#### WHAT THIS TASK INVOLVES:
Which lines in the records below contain the word "MINI"? Copy each one out.

#### SUPPLIED DATA:
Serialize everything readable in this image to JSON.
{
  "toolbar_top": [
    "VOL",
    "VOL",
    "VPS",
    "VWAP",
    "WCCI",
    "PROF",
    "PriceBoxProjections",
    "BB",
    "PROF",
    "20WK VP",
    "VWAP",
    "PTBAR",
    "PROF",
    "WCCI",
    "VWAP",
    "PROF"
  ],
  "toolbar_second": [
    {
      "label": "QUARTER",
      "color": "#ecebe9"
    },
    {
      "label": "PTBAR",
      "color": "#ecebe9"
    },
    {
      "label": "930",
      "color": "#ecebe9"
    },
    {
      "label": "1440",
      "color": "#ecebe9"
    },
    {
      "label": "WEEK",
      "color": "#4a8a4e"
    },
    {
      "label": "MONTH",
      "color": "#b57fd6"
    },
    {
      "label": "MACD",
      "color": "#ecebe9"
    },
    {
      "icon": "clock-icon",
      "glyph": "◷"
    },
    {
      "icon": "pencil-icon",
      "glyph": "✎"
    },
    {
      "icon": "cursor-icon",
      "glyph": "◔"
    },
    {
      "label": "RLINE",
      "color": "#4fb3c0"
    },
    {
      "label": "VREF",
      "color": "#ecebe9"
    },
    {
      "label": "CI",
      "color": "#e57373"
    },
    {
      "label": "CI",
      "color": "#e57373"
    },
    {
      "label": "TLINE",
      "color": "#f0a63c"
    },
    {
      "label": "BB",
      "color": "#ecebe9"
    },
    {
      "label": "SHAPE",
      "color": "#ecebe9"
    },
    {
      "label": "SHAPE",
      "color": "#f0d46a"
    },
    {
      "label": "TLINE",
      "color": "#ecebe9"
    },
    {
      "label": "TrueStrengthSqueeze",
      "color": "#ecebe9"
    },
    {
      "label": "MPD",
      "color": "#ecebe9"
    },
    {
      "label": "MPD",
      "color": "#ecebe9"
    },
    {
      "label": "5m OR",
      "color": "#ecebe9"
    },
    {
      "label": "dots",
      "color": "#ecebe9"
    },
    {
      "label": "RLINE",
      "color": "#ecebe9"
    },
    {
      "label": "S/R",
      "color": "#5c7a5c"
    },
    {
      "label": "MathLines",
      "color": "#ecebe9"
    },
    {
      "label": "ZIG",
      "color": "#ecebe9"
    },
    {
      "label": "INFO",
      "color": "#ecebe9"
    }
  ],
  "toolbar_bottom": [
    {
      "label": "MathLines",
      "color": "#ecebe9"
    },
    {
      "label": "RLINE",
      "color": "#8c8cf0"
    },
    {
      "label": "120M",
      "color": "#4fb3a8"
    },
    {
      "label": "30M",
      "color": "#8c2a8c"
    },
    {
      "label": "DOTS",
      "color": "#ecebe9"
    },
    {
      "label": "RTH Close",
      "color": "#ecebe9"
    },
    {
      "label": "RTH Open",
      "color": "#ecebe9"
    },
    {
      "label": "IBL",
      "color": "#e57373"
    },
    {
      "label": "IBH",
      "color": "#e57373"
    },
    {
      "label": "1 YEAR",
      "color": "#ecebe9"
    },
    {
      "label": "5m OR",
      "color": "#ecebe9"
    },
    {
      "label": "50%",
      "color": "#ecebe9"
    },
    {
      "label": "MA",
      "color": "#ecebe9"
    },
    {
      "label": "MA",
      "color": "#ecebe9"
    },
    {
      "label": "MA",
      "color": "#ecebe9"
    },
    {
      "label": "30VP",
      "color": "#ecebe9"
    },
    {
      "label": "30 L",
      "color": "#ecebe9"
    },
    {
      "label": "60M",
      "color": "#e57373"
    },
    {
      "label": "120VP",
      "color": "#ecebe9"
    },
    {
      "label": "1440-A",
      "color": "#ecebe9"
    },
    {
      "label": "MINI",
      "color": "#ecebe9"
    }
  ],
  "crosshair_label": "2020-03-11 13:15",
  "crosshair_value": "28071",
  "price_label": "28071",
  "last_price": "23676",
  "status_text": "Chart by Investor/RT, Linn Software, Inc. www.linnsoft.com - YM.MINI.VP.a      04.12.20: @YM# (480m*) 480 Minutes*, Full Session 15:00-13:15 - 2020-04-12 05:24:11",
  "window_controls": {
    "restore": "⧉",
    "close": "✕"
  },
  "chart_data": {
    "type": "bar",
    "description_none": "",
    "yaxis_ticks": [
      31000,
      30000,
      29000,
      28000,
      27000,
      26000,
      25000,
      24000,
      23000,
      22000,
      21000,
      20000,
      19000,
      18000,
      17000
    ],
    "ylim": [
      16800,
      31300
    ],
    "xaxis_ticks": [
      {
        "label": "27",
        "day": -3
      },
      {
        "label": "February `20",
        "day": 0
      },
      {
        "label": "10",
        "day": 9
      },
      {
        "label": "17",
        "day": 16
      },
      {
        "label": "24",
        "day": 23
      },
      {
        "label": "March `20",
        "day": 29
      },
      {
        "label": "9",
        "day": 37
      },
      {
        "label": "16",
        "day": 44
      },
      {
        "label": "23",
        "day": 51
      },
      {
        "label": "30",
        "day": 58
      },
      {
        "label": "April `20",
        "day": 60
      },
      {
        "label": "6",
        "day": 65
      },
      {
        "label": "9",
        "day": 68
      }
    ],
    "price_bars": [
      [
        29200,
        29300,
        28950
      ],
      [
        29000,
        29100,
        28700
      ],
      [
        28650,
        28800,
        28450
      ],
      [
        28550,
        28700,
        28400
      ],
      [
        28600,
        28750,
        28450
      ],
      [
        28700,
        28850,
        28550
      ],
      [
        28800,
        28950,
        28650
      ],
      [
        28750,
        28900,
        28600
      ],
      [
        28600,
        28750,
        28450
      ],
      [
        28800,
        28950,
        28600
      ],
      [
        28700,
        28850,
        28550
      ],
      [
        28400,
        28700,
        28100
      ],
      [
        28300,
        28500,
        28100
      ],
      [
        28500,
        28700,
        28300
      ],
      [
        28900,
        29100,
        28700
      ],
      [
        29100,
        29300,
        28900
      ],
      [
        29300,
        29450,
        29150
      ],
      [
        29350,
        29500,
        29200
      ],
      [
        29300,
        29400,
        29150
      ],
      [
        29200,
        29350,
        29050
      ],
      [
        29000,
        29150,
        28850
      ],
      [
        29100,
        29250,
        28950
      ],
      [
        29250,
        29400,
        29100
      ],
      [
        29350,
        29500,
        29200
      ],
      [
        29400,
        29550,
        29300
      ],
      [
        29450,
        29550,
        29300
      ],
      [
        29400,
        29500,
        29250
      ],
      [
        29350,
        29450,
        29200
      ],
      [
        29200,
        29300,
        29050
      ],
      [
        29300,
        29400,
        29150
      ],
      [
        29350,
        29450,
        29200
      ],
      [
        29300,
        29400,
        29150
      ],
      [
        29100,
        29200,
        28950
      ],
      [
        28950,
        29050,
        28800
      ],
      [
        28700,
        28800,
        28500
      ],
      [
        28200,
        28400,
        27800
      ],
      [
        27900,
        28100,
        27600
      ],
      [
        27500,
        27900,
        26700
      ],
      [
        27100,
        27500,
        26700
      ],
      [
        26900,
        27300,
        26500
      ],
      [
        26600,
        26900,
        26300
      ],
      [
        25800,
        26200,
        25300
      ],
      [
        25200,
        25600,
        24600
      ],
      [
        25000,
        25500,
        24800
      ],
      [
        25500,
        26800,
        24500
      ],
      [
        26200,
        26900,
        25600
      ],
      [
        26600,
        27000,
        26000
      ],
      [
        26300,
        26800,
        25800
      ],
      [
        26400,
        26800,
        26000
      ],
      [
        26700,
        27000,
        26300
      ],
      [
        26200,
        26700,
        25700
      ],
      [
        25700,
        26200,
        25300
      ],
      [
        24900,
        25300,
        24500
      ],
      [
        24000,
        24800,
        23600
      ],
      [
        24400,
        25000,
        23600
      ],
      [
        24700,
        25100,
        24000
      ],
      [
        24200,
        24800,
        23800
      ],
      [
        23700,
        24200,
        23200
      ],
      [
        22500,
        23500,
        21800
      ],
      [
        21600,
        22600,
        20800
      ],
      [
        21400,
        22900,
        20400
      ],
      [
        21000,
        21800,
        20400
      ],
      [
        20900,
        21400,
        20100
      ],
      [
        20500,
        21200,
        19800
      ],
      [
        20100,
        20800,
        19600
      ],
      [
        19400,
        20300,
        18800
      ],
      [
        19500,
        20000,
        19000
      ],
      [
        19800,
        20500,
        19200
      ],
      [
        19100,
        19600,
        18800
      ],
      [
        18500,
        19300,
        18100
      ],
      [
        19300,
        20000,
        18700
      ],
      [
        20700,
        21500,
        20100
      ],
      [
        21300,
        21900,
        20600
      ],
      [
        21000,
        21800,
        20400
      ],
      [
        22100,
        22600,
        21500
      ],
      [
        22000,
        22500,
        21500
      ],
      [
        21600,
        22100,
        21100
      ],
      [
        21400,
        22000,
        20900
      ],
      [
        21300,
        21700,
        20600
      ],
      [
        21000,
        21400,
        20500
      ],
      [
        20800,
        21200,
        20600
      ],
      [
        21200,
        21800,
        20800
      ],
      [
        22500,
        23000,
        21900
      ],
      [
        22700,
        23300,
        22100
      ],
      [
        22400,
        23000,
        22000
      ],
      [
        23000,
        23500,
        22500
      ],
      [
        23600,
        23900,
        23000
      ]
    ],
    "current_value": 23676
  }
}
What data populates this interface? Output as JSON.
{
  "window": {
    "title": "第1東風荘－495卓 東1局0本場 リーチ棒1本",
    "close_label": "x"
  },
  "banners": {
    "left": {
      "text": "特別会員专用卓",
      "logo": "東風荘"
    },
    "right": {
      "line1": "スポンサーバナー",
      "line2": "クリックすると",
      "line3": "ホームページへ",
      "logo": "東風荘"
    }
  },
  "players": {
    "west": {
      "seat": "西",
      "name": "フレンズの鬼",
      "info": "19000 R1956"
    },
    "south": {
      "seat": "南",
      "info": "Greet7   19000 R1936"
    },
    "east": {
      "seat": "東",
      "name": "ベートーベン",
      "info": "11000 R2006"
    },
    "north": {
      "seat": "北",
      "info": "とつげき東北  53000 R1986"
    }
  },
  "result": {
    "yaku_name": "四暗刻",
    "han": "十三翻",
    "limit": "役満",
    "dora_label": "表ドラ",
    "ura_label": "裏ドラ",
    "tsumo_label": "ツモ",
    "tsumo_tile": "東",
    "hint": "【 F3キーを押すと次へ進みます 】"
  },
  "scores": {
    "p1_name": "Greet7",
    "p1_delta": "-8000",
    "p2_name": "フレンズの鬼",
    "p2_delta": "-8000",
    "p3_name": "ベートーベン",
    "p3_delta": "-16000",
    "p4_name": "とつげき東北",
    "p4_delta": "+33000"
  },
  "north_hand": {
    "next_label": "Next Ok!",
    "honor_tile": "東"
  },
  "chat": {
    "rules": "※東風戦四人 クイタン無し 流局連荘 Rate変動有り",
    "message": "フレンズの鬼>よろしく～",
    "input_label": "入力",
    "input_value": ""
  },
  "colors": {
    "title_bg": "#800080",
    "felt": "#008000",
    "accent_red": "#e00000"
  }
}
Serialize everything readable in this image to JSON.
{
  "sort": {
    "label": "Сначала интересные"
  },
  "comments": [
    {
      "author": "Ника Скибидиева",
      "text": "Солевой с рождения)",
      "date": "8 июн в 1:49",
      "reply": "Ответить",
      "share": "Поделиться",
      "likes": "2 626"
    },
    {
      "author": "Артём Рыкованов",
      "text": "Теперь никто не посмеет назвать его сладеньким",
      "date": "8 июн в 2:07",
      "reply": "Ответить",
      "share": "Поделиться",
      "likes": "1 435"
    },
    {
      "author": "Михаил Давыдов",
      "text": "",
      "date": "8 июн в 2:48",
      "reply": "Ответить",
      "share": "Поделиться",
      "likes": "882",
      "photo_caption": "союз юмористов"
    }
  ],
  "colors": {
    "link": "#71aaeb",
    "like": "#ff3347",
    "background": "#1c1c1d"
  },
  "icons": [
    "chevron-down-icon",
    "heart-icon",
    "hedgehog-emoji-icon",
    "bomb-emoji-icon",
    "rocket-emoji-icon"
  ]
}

#### ANSWER TO THIS TASK:
      "label": "MINI",
  "status_text": "Chart by Investor/RT, Linn Software, Inc. www.linnsoft.com - YM.MINI.VP.a      04.12.20: @YM# (480m*) 480 Minutes*, Full Session 15:00-13:15 - 2020-04-12 05:24:11",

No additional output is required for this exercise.